* begin The data *

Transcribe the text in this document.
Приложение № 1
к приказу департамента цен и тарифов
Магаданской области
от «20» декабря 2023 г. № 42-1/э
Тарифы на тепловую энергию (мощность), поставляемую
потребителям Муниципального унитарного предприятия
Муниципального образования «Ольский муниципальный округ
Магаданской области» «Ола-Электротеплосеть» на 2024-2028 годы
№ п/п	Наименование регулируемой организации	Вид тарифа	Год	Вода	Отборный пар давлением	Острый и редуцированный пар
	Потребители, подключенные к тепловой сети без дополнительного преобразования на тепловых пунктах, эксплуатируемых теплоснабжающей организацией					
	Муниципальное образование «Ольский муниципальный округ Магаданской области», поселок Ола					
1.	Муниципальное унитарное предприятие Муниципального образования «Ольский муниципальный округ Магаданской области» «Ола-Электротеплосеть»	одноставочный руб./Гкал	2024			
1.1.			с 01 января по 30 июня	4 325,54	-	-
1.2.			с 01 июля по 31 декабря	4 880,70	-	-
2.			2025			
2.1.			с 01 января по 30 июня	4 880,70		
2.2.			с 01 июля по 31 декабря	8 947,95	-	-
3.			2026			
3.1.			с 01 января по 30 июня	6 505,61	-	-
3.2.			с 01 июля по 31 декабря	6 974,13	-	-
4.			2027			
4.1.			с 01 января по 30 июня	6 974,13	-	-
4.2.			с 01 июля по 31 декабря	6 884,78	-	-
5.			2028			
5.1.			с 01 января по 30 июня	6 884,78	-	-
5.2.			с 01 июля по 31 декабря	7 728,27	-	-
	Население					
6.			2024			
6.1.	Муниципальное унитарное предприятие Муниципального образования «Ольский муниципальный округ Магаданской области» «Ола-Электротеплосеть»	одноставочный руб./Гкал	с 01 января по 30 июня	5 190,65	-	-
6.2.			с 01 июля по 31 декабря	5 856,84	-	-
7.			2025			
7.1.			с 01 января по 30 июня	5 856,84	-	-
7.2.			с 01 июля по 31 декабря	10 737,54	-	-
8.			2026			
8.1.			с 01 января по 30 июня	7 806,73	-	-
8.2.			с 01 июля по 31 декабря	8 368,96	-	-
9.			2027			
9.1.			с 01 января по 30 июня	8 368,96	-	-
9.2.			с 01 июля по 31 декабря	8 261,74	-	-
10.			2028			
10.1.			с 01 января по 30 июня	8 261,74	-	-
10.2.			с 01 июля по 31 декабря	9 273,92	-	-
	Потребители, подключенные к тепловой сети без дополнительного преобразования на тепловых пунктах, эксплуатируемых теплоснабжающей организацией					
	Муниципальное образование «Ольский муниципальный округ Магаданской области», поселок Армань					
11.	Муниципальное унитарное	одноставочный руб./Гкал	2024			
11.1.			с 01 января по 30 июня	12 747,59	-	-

* end The data *

### What is needed
Search the preceding listing for "унитарное" and extract every line where it is found.

### Solution to this problem
1.	Муниципальное унитарное предприятие Муниципального образования «Ольский муниципальный округ Магаданской области» «Ола-Электротеплосеть»	одноставочный руб./Гкал	2024			
6.1.	Муниципальное унитарное предприятие Муниципального образования «Ольский муниципальный округ Магаданской области» «Ола-Электротеплосеть»	одноставочный руб./Гкал	с 01 января по 30 июня	5 190,65	-	-
11.	Муниципальное унитарное	одноставочный руб./Гкал	2024			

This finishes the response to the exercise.